Determine the number of lines in these entries that hold the word "燃料电池城市客车". Give the number and nothing more.

Task input start

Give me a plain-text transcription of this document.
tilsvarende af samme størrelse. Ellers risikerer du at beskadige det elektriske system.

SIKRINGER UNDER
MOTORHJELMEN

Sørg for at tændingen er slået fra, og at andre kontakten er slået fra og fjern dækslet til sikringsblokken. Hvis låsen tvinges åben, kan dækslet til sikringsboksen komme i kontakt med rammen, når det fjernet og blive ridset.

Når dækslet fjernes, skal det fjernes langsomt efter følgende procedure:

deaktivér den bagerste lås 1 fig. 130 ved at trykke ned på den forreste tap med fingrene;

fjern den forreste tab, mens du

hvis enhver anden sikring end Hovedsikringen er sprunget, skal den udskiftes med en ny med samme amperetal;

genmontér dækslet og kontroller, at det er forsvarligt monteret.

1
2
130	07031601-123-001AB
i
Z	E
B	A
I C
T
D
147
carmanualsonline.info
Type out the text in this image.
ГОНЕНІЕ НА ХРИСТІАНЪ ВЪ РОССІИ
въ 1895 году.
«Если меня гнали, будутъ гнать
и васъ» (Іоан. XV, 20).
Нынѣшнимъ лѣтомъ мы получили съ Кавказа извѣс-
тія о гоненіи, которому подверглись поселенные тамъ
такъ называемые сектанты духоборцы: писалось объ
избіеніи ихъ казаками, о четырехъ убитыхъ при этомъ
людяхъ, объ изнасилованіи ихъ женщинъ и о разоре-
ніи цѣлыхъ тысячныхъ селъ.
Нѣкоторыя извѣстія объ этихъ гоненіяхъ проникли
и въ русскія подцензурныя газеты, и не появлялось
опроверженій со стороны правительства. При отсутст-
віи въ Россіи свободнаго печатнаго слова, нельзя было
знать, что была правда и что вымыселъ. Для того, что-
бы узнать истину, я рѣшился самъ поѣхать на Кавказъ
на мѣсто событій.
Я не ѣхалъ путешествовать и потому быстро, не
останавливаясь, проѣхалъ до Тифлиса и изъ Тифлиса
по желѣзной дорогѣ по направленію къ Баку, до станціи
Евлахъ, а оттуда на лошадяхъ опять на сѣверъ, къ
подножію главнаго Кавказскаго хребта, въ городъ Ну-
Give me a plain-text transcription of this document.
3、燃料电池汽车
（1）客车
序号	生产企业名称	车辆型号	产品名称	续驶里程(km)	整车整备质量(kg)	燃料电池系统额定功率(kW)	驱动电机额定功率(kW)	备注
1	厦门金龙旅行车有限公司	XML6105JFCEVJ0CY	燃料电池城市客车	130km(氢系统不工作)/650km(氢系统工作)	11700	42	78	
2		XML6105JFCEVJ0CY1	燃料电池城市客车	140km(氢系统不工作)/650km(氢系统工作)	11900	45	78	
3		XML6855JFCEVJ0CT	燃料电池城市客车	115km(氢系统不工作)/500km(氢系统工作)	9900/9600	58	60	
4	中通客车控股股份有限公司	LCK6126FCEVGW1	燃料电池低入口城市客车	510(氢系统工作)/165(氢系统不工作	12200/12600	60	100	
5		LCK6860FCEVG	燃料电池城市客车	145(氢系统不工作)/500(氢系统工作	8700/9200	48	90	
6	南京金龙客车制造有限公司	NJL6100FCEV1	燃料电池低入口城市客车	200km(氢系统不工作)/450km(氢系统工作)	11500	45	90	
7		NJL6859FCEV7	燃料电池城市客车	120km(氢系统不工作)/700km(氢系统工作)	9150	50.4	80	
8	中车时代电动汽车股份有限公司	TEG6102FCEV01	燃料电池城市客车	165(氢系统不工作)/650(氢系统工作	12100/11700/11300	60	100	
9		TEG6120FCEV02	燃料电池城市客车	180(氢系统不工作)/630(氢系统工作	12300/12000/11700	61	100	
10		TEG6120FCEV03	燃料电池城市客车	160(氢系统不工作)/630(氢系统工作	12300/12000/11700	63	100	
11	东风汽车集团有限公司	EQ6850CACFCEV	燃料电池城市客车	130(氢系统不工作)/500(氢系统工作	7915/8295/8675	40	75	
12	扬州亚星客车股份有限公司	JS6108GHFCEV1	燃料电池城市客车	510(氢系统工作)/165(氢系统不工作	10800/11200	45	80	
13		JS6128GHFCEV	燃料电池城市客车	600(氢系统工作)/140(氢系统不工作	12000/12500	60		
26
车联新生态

Task input end

**Answer to the problem**
11